■ WHAT IS BEING ASKED
Tell how many lines have the string "title" in them, and write nothing besides the number.

■ GIVEN INFORMATION

--- --- ---

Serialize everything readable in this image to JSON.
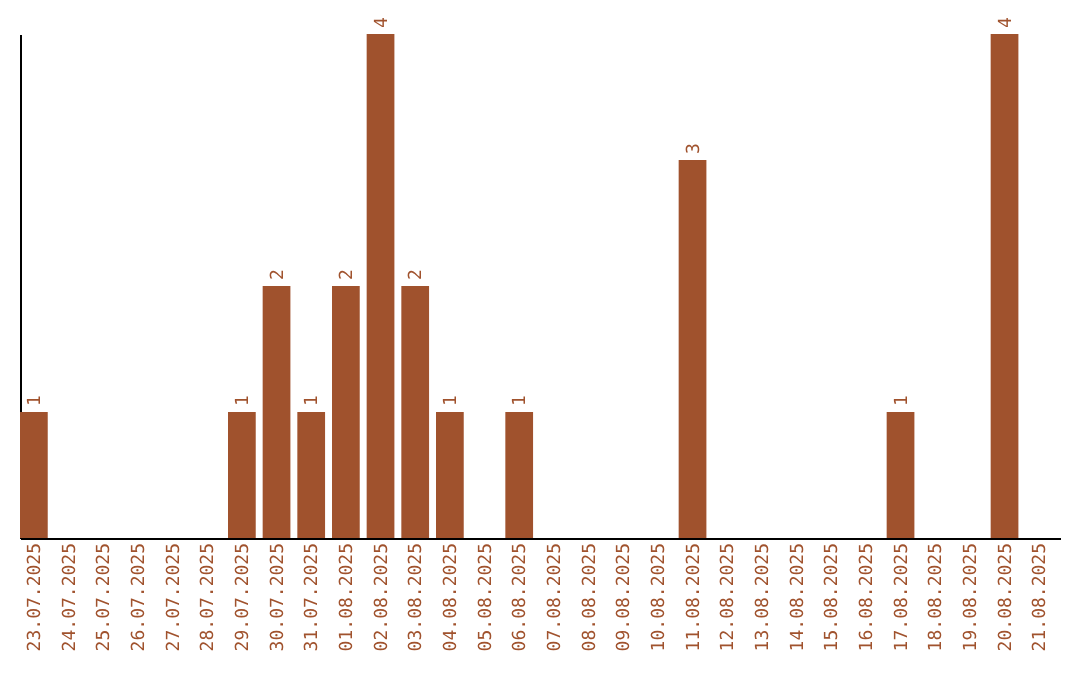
{
  "chart_data": {
    "type": "bar",
    "categories": [
      "23.07.2025",
      "24.07.2025",
      "25.07.2025",
      "26.07.2025",
      "27.07.2025",
      "28.07.2025",
      "29.07.2025",
      "30.07.2025",
      "31.07.2025",
      "01.08.2025",
      "02.08.2025",
      "03.08.2025",
      "04.08.2025",
      "05.08.2025",
      "06.08.2025",
      "07.08.2025",
      "08.08.2025",
      "09.08.2025",
      "10.08.2025",
      "11.08.2025",
      "12.08.2025",
      "13.08.2025",
      "14.08.2025",
      "15.08.2025",
      "16.08.2025",
      "17.08.2025",
      "18.08.2025",
      "19.08.2025",
      "20.08.2025",
      "21.08.2025"
    ],
    "values": [
      1,
      0,
      0,
      0,
      0,
      0,
      1,
      2,
      1,
      2,
      4,
      2,
      1,
      0,
      1,
      0,
      0,
      0,
      0,
      3,
      0,
      0,
      0,
      0,
      0,
      1,
      0,
      0,
      4,
      0
    ],
    "value_labels": [
      "1",
      null,
      null,
      null,
      null,
      null,
      "1",
      "2",
      "1",
      "2",
      "4",
      "2",
      "1",
      null,
      "1",
      null,
      null,
      null,
      null,
      "3",
      null,
      null,
      null,
      null,
      null,
      "1",
      null,
      null,
      "4",
      null
    ],
    "color": "#a0522d",
    "grid": false,
    "tick_labels": "x"
  }
}
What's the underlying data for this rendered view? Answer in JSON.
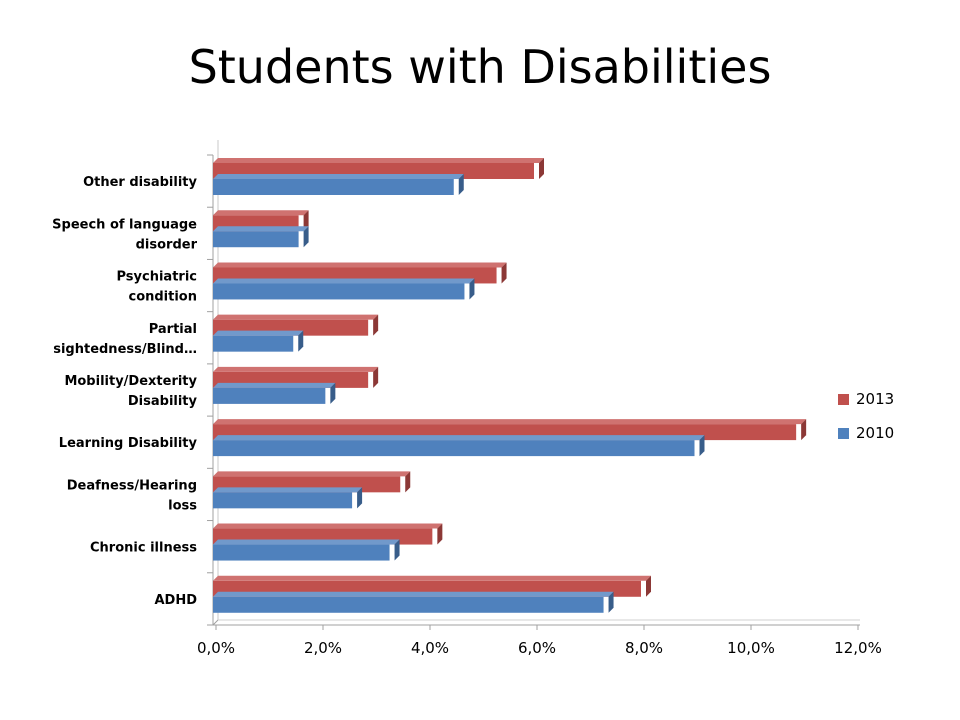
{
  "slide": {
    "title": "Students with Disabilities"
  },
  "colors": {
    "s2013_front": "#C0504D",
    "s2013_top": "#CF7270",
    "s2013_side": "#8C3836",
    "s2010_front": "#4F81BD",
    "s2010_top": "#7199CB",
    "s2010_side": "#385D8A"
  },
  "chart_data": {
    "type": "bar",
    "orientation": "horizontal",
    "style": "3d-clustered",
    "categories": [
      [
        "Other disability"
      ],
      [
        "Speech of language",
        "disorder"
      ],
      [
        "Psychiatric",
        "condition"
      ],
      [
        "Partial",
        "sightedness/Blind…"
      ],
      [
        "Mobility/Dexterity",
        "Disability"
      ],
      [
        "Learning Disability"
      ],
      [
        "Deafness/Hearing",
        "loss"
      ],
      [
        "Chronic illness"
      ],
      [
        "ADHD"
      ]
    ],
    "series": [
      {
        "name": "2013",
        "values": [
          6.0,
          1.6,
          5.3,
          2.9,
          2.9,
          10.9,
          3.5,
          4.1,
          8.0
        ]
      },
      {
        "name": "2010",
        "values": [
          4.5,
          1.6,
          4.7,
          1.5,
          2.1,
          9.0,
          2.6,
          3.3,
          7.3
        ]
      }
    ],
    "xlim": [
      0,
      12
    ],
    "xticks": [
      "0,0%",
      "2,0%",
      "4,0%",
      "6,0%",
      "8,0%",
      "10,0%",
      "12,0%"
    ],
    "legend_position": "right",
    "grid": false
  }
}
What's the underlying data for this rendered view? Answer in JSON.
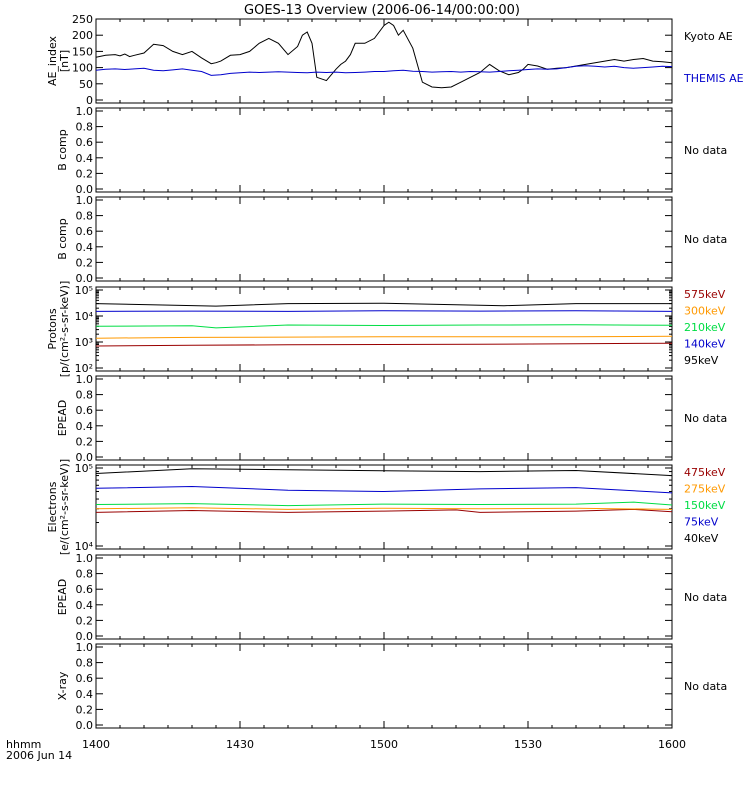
{
  "title": "GOES-13 Overview (2006-06-14/00:00:00)",
  "bottom_labels": {
    "row1": "hhmm",
    "row2": "2006 Jun 14"
  },
  "x_ticks": [
    "1400",
    "1430",
    "1500",
    "1530",
    "1600"
  ],
  "colors": {
    "black": "#000000",
    "blue": "#0000cc",
    "green": "#00dd44",
    "orange": "#ff9900",
    "red": "#990000"
  },
  "chart_data": [
    {
      "type": "line",
      "ylabel": [
        "AE_index",
        "[nT]"
      ],
      "ylim": [
        0,
        250
      ],
      "yticks": [
        "0",
        "50",
        "100",
        "150",
        "200",
        "250"
      ],
      "x_range_minutes": [
        0,
        120
      ],
      "series": [
        {
          "name": "Kyoto AE",
          "color": "#000000",
          "x": [
            0,
            2,
            4,
            5,
            6,
            7,
            8,
            10,
            12,
            14,
            16,
            18,
            20,
            22,
            24,
            25,
            26,
            28,
            30,
            32,
            34,
            36,
            38,
            40,
            42,
            43,
            44,
            45,
            46,
            48,
            50,
            51,
            52,
            53,
            54,
            56,
            58,
            60,
            61,
            62,
            63,
            64,
            66,
            68,
            70,
            72,
            74,
            76,
            78,
            80,
            82,
            84,
            86,
            88,
            89,
            90,
            92,
            94,
            96,
            98,
            100,
            102,
            104,
            106,
            108,
            110,
            112,
            114,
            116,
            118,
            120
          ],
          "y": [
            132,
            138,
            140,
            136,
            142,
            134,
            138,
            145,
            172,
            168,
            150,
            140,
            150,
            130,
            112,
            115,
            120,
            138,
            140,
            150,
            175,
            190,
            175,
            140,
            165,
            200,
            210,
            175,
            70,
            60,
            95,
            110,
            120,
            140,
            175,
            175,
            190,
            230,
            240,
            230,
            200,
            215,
            160,
            55,
            40,
            38,
            40,
            55,
            70,
            85,
            110,
            90,
            78,
            85,
            95,
            110,
            105,
            95,
            98,
            100,
            105,
            110,
            115,
            120,
            125,
            120,
            125,
            128,
            120,
            118,
            115
          ]
        },
        {
          "name": "THEMIS AE",
          "color": "#0000cc",
          "x": [
            0,
            2,
            4,
            6,
            8,
            10,
            12,
            14,
            16,
            18,
            20,
            22,
            24,
            26,
            28,
            30,
            32,
            34,
            36,
            38,
            40,
            42,
            44,
            46,
            48,
            50,
            52,
            54,
            56,
            58,
            60,
            62,
            64,
            66,
            68,
            70,
            72,
            74,
            76,
            78,
            80,
            82,
            84,
            86,
            88,
            90,
            92,
            94,
            96,
            98,
            100,
            102,
            104,
            106,
            108,
            110,
            112,
            114,
            116,
            118,
            120
          ],
          "y": [
            92,
            95,
            96,
            94,
            96,
            98,
            92,
            90,
            93,
            96,
            92,
            88,
            76,
            78,
            82,
            84,
            86,
            85,
            86,
            87,
            86,
            85,
            84,
            86,
            85,
            86,
            84,
            85,
            86,
            88,
            88,
            90,
            92,
            89,
            88,
            86,
            87,
            88,
            86,
            88,
            87,
            86,
            88,
            90,
            92,
            94,
            96,
            95,
            96,
            100,
            104,
            106,
            104,
            102,
            104,
            100,
            98,
            100,
            102,
            104,
            103
          ]
        }
      ]
    },
    {
      "type": "line",
      "ylabel": [
        "B comp"
      ],
      "ylim": [
        0,
        1
      ],
      "yticks": [
        "0.0",
        "0.2",
        "0.4",
        "0.6",
        "0.8",
        "1.0"
      ],
      "note": "No data"
    },
    {
      "type": "line",
      "ylabel": [
        "B comp"
      ],
      "ylim": [
        0,
        1
      ],
      "yticks": [
        "0.0",
        "0.2",
        "0.4",
        "0.6",
        "0.8",
        "1.0"
      ],
      "note": "No data"
    },
    {
      "type": "line",
      "log_scale": true,
      "ylabel": [
        "Protons",
        "[p/(cm²-s-sr-keV)]"
      ],
      "ylim": [
        100,
        100000
      ],
      "yticks": [
        "10²",
        "10³",
        "10⁴",
        "10⁵"
      ],
      "x_range_minutes": [
        0,
        120
      ],
      "series": [
        {
          "name": "575keV",
          "color": "#990000",
          "x": [
            0,
            20,
            40,
            60,
            80,
            100,
            120
          ],
          "y": [
            700,
            750,
            780,
            800,
            820,
            850,
            900
          ]
        },
        {
          "name": "300keV",
          "color": "#ff9900",
          "x": [
            0,
            20,
            40,
            60,
            80,
            100,
            120
          ],
          "y": [
            1400,
            1500,
            1550,
            1600,
            1580,
            1600,
            1650
          ]
        },
        {
          "name": "210keV",
          "color": "#00dd44",
          "x": [
            0,
            20,
            25,
            40,
            60,
            80,
            100,
            120
          ],
          "y": [
            4000,
            4200,
            3500,
            4500,
            4300,
            4500,
            4600,
            4400
          ]
        },
        {
          "name": "140keV",
          "color": "#0000cc",
          "x": [
            0,
            20,
            40,
            60,
            80,
            100,
            120
          ],
          "y": [
            15000,
            15500,
            15000,
            16000,
            15500,
            16000,
            15000
          ]
        },
        {
          "name": "95keV",
          "color": "#000000",
          "x": [
            0,
            25,
            40,
            60,
            85,
            100,
            120
          ],
          "y": [
            30000,
            24000,
            30000,
            31000,
            25000,
            30000,
            30000
          ]
        }
      ]
    },
    {
      "type": "line",
      "ylabel": [
        "EPEAD"
      ],
      "ylim": [
        0,
        1
      ],
      "yticks": [
        "0.0",
        "0.2",
        "0.4",
        "0.6",
        "0.8",
        "1.0"
      ],
      "note": "No data"
    },
    {
      "type": "line",
      "log_scale": true,
      "ylabel": [
        "Electrons",
        "[e/(cm²-s-sr-keV)]"
      ],
      "ylim": [
        10000,
        100000
      ],
      "yticks": [
        "10⁴",
        "10⁵"
      ],
      "x_range_minutes": [
        0,
        120
      ],
      "series": [
        {
          "name": "475keV",
          "color": "#990000",
          "x": [
            0,
            20,
            40,
            60,
            75,
            80,
            100,
            112,
            120
          ],
          "y": [
            27000,
            28500,
            27000,
            28000,
            29000,
            27000,
            28000,
            29500,
            27500
          ]
        },
        {
          "name": "275keV",
          "color": "#ff9900",
          "x": [
            0,
            20,
            40,
            60,
            80,
            100,
            120
          ],
          "y": [
            30000,
            31000,
            29500,
            30500,
            30000,
            30500,
            29500
          ]
        },
        {
          "name": "150keV",
          "color": "#00dd44",
          "x": [
            0,
            20,
            40,
            60,
            80,
            100,
            112,
            120
          ],
          "y": [
            34000,
            35000,
            33000,
            34500,
            34000,
            34500,
            36500,
            33500
          ]
        },
        {
          "name": "75keV",
          "color": "#0000cc",
          "x": [
            0,
            20,
            40,
            60,
            80,
            100,
            120
          ],
          "y": [
            55000,
            58000,
            52000,
            50000,
            54000,
            56000,
            48000
          ]
        },
        {
          "name": "40keV",
          "color": "#000000",
          "x": [
            0,
            20,
            40,
            60,
            80,
            100,
            120
          ],
          "y": [
            85000,
            98000,
            95000,
            92000,
            90000,
            93000,
            80000
          ]
        }
      ]
    },
    {
      "type": "line",
      "ylabel": [
        "EPEAD"
      ],
      "ylim": [
        0,
        1
      ],
      "yticks": [
        "0.0",
        "0.2",
        "0.4",
        "0.6",
        "0.8",
        "1.0"
      ],
      "note": "No data"
    },
    {
      "type": "line",
      "ylabel": [
        "X-ray"
      ],
      "ylim": [
        0,
        1
      ],
      "yticks": [
        "0.0",
        "0.2",
        "0.4",
        "0.6",
        "0.8",
        "1.0"
      ],
      "note": "No data"
    }
  ]
}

--- --- ---

■ RESPONSE FOR THIS EXERCISE
2